EXERCISE OBJECTIVE:
Write out each line exactly as given. Leave the pictures out of your copy.

[Figure content listings]
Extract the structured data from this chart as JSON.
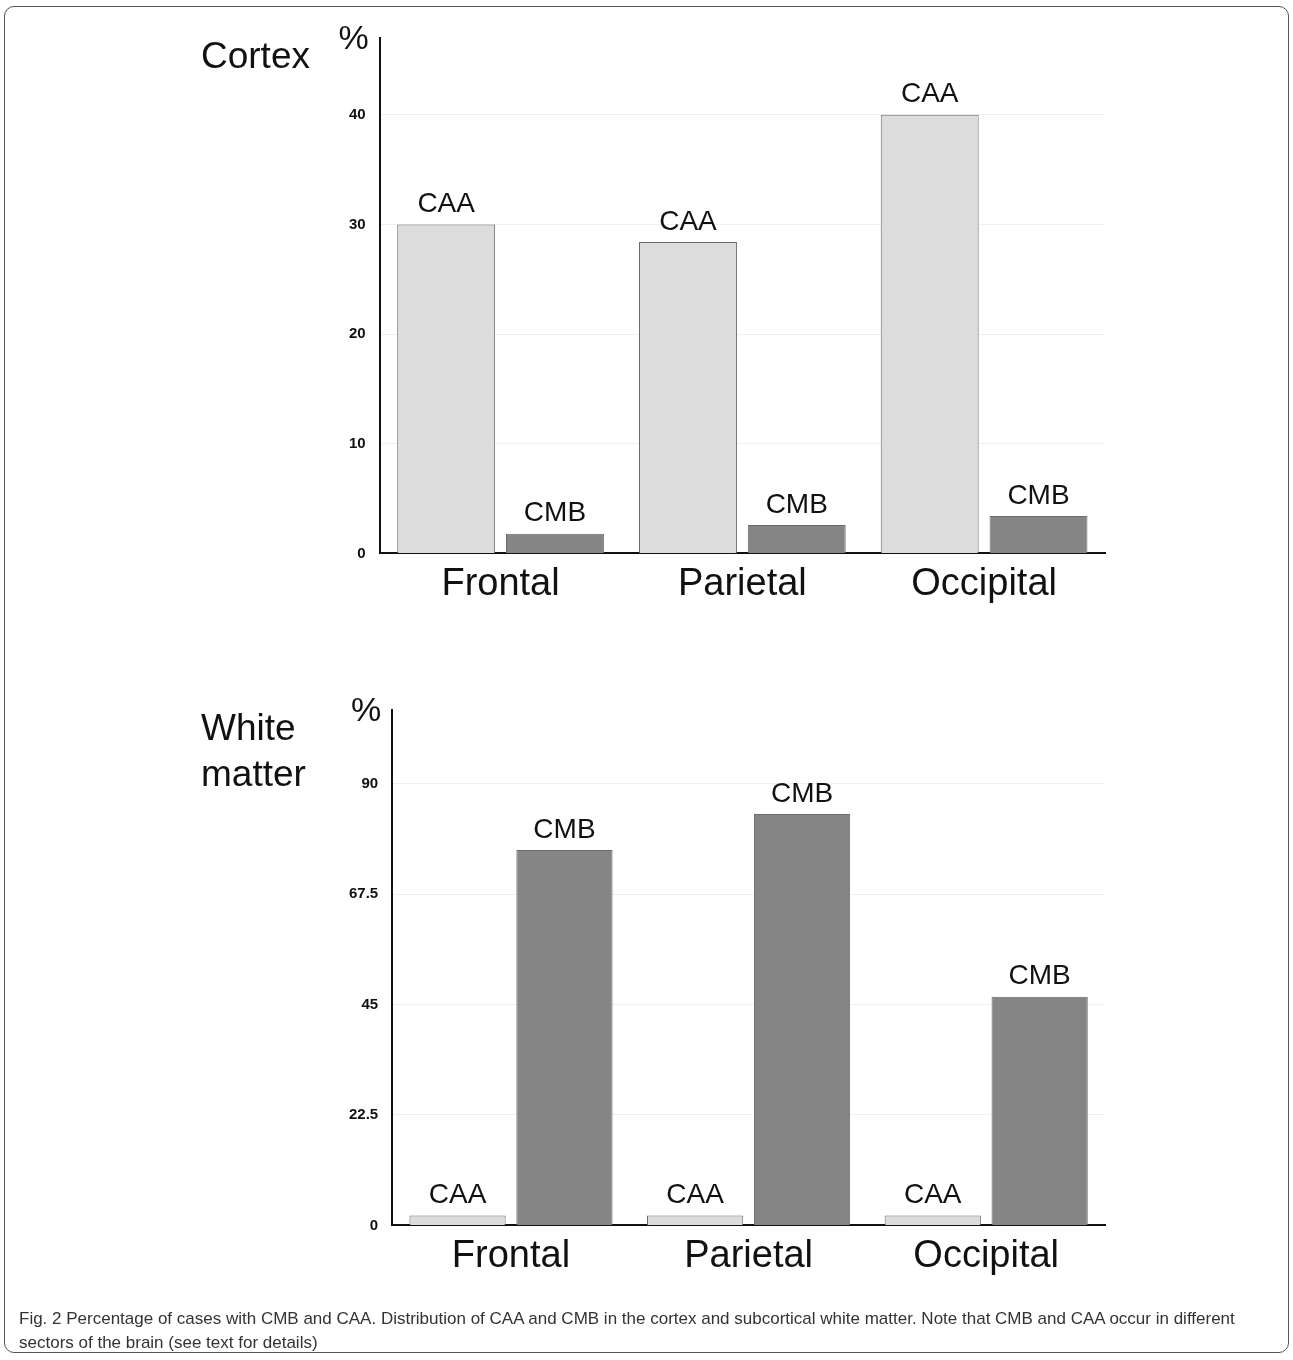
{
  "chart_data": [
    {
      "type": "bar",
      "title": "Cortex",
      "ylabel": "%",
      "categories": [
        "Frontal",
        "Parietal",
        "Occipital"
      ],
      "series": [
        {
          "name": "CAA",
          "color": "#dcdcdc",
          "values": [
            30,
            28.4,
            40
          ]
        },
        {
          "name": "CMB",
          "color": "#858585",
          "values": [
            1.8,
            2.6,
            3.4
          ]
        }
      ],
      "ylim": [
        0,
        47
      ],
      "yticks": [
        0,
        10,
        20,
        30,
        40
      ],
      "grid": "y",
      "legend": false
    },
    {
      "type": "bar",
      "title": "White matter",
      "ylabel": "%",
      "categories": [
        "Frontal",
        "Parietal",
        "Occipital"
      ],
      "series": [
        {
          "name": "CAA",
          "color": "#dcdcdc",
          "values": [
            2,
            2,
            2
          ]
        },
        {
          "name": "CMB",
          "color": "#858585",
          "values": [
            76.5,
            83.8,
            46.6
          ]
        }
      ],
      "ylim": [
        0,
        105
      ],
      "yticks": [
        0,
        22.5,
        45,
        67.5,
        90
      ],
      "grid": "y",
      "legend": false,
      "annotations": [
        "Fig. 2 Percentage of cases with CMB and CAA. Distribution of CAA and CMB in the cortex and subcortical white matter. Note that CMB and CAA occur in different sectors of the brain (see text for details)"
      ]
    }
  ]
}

SOLVED PROBLEM:
Extract the structured data from this chart as JSON.
{
  "chart_data": [
    {
      "type": "bar",
      "title": "Cortex",
      "ylabel": "%",
      "categories": [
        "Frontal",
        "Parietal",
        "Occipital"
      ],
      "series": [
        {
          "name": "CAA",
          "color": "#dcdcdc",
          "values": [
            30,
            28.4,
            40
          ]
        },
        {
          "name": "CMB",
          "color": "#858585",
          "values": [
            1.8,
            2.6,
            3.4
          ]
        }
      ],
      "ylim": [
        0,
        47
      ],
      "yticks": [
        0,
        10,
        20,
        30,
        40
      ],
      "grid": "y",
      "legend": false
    },
    {
      "type": "bar",
      "title": "White matter",
      "ylabel": "%",
      "categories": [
        "Frontal",
        "Parietal",
        "Occipital"
      ],
      "series": [
        {
          "name": "CAA",
          "color": "#dcdcdc",
          "values": [
            2,
            2,
            2
          ]
        },
        {
          "name": "CMB",
          "color": "#858585",
          "values": [
            76.5,
            83.8,
            46.6
          ]
        }
      ],
      "ylim": [
        0,
        105
      ],
      "yticks": [
        0,
        22.5,
        45,
        67.5,
        90
      ],
      "grid": "y",
      "legend": false,
      "annotations": [
        "Fig. 2 Percentage of cases with CMB and CAA. Distribution of CAA and CMB in the cortex and subcortical white matter. Note that CMB and CAA occur in different sectors of the brain (see text for details)"
      ]
    }
  ]
}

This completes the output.